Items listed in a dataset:
++++++++

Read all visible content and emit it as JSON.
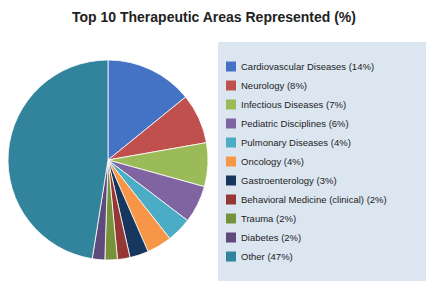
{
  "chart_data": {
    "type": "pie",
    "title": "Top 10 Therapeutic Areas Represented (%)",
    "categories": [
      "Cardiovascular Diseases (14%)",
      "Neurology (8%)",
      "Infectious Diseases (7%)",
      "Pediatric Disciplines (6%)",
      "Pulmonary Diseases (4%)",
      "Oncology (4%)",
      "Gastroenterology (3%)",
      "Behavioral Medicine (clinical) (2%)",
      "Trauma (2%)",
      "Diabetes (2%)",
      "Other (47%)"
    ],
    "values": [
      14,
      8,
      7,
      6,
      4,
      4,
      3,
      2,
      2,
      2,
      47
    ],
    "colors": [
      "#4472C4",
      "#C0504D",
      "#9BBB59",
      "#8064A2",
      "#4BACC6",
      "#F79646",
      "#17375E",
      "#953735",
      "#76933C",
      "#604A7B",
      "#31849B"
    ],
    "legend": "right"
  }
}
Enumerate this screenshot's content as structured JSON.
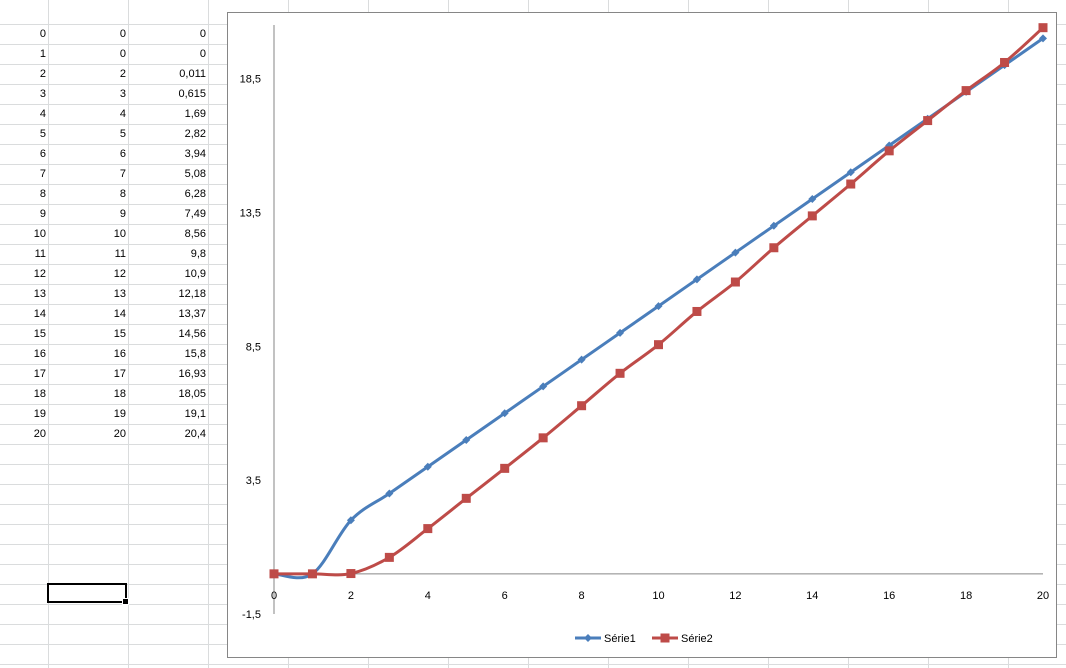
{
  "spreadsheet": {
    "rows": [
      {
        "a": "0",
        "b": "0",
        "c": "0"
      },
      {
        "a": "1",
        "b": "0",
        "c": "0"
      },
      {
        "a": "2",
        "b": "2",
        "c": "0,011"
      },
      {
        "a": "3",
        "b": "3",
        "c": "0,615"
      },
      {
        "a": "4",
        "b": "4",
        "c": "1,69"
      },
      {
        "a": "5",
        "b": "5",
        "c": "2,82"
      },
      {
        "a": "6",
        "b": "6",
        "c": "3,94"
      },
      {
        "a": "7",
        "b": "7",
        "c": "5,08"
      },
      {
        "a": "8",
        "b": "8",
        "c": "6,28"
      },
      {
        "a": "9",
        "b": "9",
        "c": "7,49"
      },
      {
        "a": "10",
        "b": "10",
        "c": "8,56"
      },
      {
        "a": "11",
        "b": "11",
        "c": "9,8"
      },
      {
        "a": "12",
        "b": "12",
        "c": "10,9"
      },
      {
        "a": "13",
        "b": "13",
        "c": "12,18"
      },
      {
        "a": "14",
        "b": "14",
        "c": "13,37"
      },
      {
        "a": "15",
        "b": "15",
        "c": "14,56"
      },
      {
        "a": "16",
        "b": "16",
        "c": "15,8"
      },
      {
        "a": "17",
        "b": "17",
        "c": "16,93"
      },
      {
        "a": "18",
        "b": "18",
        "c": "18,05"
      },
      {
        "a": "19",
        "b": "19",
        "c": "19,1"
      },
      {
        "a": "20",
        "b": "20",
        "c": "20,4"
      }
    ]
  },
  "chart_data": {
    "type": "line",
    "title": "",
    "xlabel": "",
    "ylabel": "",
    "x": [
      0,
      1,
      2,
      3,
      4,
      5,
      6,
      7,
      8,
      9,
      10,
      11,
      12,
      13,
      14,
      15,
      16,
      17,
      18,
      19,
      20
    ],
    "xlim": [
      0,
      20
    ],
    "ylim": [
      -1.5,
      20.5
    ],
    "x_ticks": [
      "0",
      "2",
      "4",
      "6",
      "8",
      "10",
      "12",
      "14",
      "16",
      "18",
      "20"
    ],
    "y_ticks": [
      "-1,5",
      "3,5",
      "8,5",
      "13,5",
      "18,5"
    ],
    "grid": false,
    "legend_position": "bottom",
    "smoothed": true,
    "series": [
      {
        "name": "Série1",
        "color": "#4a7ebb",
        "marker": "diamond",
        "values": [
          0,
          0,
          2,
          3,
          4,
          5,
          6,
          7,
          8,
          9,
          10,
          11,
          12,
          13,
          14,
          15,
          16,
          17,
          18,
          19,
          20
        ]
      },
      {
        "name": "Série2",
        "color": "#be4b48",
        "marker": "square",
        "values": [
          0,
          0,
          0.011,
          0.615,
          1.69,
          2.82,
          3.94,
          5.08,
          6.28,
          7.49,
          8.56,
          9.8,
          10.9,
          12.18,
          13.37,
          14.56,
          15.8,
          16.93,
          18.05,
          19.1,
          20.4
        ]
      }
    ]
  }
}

++++++++

* **Directive**
Reproduce the material word for word, minus the images.

* **Finished exercise**
Read all visible content and emit it as JSON.
{
  "chart_data": {
    "type": "pie",
    "title": "Top 10 Therapeutic Areas Represented (%)",
    "categories": [
      "Cardiovascular Diseases (14%)",
      "Neurology (8%)",
      "Infectious Diseases (7%)",
      "Pediatric Disciplines (6%)",
      "Pulmonary Diseases (4%)",
      "Oncology (4%)",
      "Gastroenterology (3%)",
      "Behavioral Medicine (clinical) (2%)",
      "Trauma (2%)",
      "Diabetes (2%)",
      "Other (47%)"
    ],
    "values": [
      14,
      8,
      7,
      6,
      4,
      4,
      3,
      2,
      2,
      2,
      47
    ],
    "colors": [
      "#4472C4",
      "#C0504D",
      "#9BBB59",
      "#8064A2",
      "#4BACC6",
      "#F79646",
      "#17375E",
      "#953735",
      "#76933C",
      "#604A7B",
      "#31849B"
    ],
    "legend": "right"
  }
}
Enumerate this screenshot's content as structured JSON.
{
  "spreadsheet": {
    "rows": [
      {
        "a": "0",
        "b": "0",
        "c": "0"
      },
      {
        "a": "1",
        "b": "0",
        "c": "0"
      },
      {
        "a": "2",
        "b": "2",
        "c": "0,011"
      },
      {
        "a": "3",
        "b": "3",
        "c": "0,615"
      },
      {
        "a": "4",
        "b": "4",
        "c": "1,69"
      },
      {
        "a": "5",
        "b": "5",
        "c": "2,82"
      },
      {
        "a": "6",
        "b": "6",
        "c": "3,94"
      },
      {
        "a": "7",
        "b": "7",
        "c": "5,08"
      },
      {
        "a": "8",
        "b": "8",
        "c": "6,28"
      },
      {
        "a": "9",
        "b": "9",
        "c": "7,49"
      },
      {
        "a": "10",
        "b": "10",
        "c": "8,56"
      },
      {
        "a": "11",
        "b": "11",
        "c": "9,8"
      },
      {
        "a": "12",
        "b": "12",
        "c": "10,9"
      },
      {
        "a": "13",
        "b": "13",
        "c": "12,18"
      },
      {
        "a": "14",
        "b": "14",
        "c": "13,37"
      },
      {
        "a": "15",
        "b": "15",
        "c": "14,56"
      },
      {
        "a": "16",
        "b": "16",
        "c": "15,8"
      },
      {
        "a": "17",
        "b": "17",
        "c": "16,93"
      },
      {
        "a": "18",
        "b": "18",
        "c": "18,05"
      },
      {
        "a": "19",
        "b": "19",
        "c": "19,1"
      },
      {
        "a": "20",
        "b": "20",
        "c": "20,4"
      }
    ]
  },
  "chart_data": {
    "type": "line",
    "title": "",
    "xlabel": "",
    "ylabel": "",
    "x": [
      0,
      1,
      2,
      3,
      4,
      5,
      6,
      7,
      8,
      9,
      10,
      11,
      12,
      13,
      14,
      15,
      16,
      17,
      18,
      19,
      20
    ],
    "xlim": [
      0,
      20
    ],
    "ylim": [
      -1.5,
      20.5
    ],
    "x_ticks": [
      "0",
      "2",
      "4",
      "6",
      "8",
      "10",
      "12",
      "14",
      "16",
      "18",
      "20"
    ],
    "y_ticks": [
      "-1,5",
      "3,5",
      "8,5",
      "13,5",
      "18,5"
    ],
    "grid": false,
    "legend_position": "bottom",
    "smoothed": true,
    "series": [
      {
        "name": "Série1",
        "color": "#4a7ebb",
        "marker": "diamond",
        "values": [
          0,
          0,
          2,
          3,
          4,
          5,
          6,
          7,
          8,
          9,
          10,
          11,
          12,
          13,
          14,
          15,
          16,
          17,
          18,
          19,
          20
        ]
      },
      {
        "name": "Série2",
        "color": "#be4b48",
        "marker": "square",
        "values": [
          0,
          0,
          0.011,
          0.615,
          1.69,
          2.82,
          3.94,
          5.08,
          6.28,
          7.49,
          8.56,
          9.8,
          10.9,
          12.18,
          13.37,
          14.56,
          15.8,
          16.93,
          18.05,
          19.1,
          20.4
        ]
      }
    ]
  }
}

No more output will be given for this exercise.